--- BEGIN Input records ---

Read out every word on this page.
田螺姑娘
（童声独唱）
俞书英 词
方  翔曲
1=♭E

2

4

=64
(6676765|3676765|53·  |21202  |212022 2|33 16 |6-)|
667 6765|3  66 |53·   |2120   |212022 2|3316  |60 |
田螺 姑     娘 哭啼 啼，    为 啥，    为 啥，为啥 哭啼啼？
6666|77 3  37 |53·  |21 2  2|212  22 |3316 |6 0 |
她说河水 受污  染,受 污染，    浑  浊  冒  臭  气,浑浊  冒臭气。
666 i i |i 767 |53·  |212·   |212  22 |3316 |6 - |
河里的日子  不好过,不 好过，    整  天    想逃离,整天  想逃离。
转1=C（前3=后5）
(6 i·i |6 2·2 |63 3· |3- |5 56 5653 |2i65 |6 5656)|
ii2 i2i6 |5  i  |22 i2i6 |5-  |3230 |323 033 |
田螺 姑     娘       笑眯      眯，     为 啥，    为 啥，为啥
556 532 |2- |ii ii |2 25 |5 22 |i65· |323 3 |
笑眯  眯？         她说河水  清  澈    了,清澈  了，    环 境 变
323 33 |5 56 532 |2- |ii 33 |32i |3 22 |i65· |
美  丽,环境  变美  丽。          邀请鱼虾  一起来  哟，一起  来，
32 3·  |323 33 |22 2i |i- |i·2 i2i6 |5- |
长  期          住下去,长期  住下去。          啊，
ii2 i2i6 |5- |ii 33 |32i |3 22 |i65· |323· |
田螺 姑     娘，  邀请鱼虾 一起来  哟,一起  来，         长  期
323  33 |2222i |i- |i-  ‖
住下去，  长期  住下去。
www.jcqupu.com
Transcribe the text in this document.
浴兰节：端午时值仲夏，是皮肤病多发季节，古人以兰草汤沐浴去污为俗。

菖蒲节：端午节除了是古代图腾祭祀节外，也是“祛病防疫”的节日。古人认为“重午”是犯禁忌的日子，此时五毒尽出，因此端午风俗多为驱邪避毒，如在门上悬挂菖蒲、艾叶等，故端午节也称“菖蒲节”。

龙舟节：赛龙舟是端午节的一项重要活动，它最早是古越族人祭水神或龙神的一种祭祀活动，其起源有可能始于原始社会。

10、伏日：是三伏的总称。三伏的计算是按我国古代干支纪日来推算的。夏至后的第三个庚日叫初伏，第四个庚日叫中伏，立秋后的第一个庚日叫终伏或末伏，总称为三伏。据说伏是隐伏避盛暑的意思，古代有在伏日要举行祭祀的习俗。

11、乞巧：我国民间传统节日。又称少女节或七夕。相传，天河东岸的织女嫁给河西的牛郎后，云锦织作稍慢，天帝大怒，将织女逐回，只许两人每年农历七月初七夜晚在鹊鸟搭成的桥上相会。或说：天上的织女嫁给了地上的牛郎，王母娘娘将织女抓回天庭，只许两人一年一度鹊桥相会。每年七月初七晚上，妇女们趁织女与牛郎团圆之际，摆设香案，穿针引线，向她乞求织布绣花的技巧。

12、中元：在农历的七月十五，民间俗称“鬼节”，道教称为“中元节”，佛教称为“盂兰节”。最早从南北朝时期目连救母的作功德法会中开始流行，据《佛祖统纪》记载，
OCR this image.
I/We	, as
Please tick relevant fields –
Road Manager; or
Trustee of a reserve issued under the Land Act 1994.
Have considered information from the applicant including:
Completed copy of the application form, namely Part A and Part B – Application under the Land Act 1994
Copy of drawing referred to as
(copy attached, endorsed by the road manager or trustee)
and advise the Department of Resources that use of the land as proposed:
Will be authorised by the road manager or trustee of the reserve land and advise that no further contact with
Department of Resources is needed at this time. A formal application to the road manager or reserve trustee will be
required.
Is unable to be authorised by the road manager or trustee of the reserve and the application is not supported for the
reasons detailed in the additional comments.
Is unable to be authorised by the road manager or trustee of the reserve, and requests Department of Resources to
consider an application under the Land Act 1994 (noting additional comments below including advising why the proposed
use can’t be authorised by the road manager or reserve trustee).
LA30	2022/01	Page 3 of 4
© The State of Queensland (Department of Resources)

--- END Input records ---

Task requirements: Each record above should be restated word for word.

Answer to this task:
Read out every word on this page.
田螺姑娘
（童声独唱）
俞书英 词
方  翔曲
1=♭E

2

4

=64
(6676765|3676765|53·  |21202  |212022 2|33 16 |6-)|
667 6765|3  66 |53·   |2120   |212022 2|3316  |60 |
田螺 姑     娘 哭啼 啼，    为 啥，    为 啥，为啥 哭啼啼？
6666|77 3  37 |53·  |21 2  2|212  22 |3316 |6 0 |
她说河水 受污  染,受 污染，    浑  浊  冒  臭  气,浑浊  冒臭气。
666 i i |i 767 |53·  |212·   |212  22 |3316 |6 - |
河里的日子  不好过,不 好过，    整  天    想逃离,整天  想逃离。
转1=C（前3=后5）
(6 i·i |6 2·2 |63 3· |3- |5 56 5653 |2i65 |6 5656)|
ii2 i2i6 |5  i  |22 i2i6 |5-  |3230 |323 033 |
田螺 姑     娘       笑眯      眯，     为 啥，    为 啥，为啥
556 532 |2- |ii ii |2 25 |5 22 |i65· |323 3 |
笑眯  眯？         她说河水  清  澈    了,清澈  了，    环 境 变
323 33 |5 56 532 |2- |ii 33 |32i |3 22 |i65· |
美  丽,环境  变美  丽。          邀请鱼虾  一起来  哟，一起  来，
32 3·  |323 33 |22 2i |i- |i·2 i2i6 |5- |
长  期          住下去,长期  住下去。          啊，
ii2 i2i6 |5- |ii 33 |32i |3 22 |i65· |323· |
田螺 姑     娘，  邀请鱼虾 一起来  哟,一起  来，         长  期
323  33 |2222i |i- |i-  ‖
住下去，  长期  住下去。
www.jcqupu.com
Transcribe the text in this document.
浴兰节：端午时值仲夏，是皮肤病多发季节，古人以兰草汤沐浴去污为俗。

菖蒲节：端午节除了是古代图腾祭祀节外，也是“祛病防疫”的节日。古人认为“重午”是犯禁忌的日子，此时五毒尽出，因此端午风俗多为驱邪避毒，如在门上悬挂菖蒲、艾叶等，故端午节也称“菖蒲节”。

龙舟节：赛龙舟是端午节的一项重要活动，它最早是古越族人祭水神或龙神的一种祭祀活动，其起源有可能始于原始社会。

10、伏日：是三伏的总称。三伏的计算是按我国古代干支纪日来推算的。夏至后的第三个庚日叫初伏，第四个庚日叫中伏，立秋后的第一个庚日叫终伏或末伏，总称为三伏。据说伏是隐伏避盛暑的意思，古代有在伏日要举行祭祀的习俗。

11、乞巧：我国民间传统节日。又称少女节或七夕。相传，天河东岸的织女嫁给河西的牛郎后，云锦织作稍慢，天帝大怒，将织女逐回，只许两人每年农历七月初七夜晚在鹊鸟搭成的桥上相会。或说：天上的织女嫁给了地上的牛郎，王母娘娘将织女抓回天庭，只许两人一年一度鹊桥相会。每年七月初七晚上，妇女们趁织女与牛郎团圆之际，摆设香案，穿针引线，向她乞求织布绣花的技巧。

12、中元：在农历的七月十五，民间俗称“鬼节”，道教称为“中元节”，佛教称为“盂兰节”。最早从南北朝时期目连救母的作功德法会中开始流行，据《佛祖统纪》记载，
OCR this image.
I/We	, as
Please tick relevant fields –
Road Manager; or
Trustee of a reserve issued under the Land Act 1994.
Have considered information from the applicant including:
Completed copy of the application form, namely Part A and Part B – Application under the Land Act 1994
Copy of drawing referred to as
(copy attached, endorsed by the road manager or trustee)
and advise the Department of Resources that use of the land as proposed:
Will be authorised by the road manager or trustee of the reserve land and advise that no further contact with
Department of Resources is needed at this time. A formal application to the road manager or reserve trustee will be
required.
Is unable to be authorised by the road manager or trustee of the reserve and the application is not supported for the
reasons detailed in the additional comments.
Is unable to be authorised by the road manager or trustee of the reserve, and requests Department of Resources to
consider an application under the Land Act 1994 (noting additional comments below including advising why the proposed
use can’t be authorised by the road manager or reserve trustee).
LA30	2022/01	Page 3 of 4
© The State of Queensland (Department of Resources)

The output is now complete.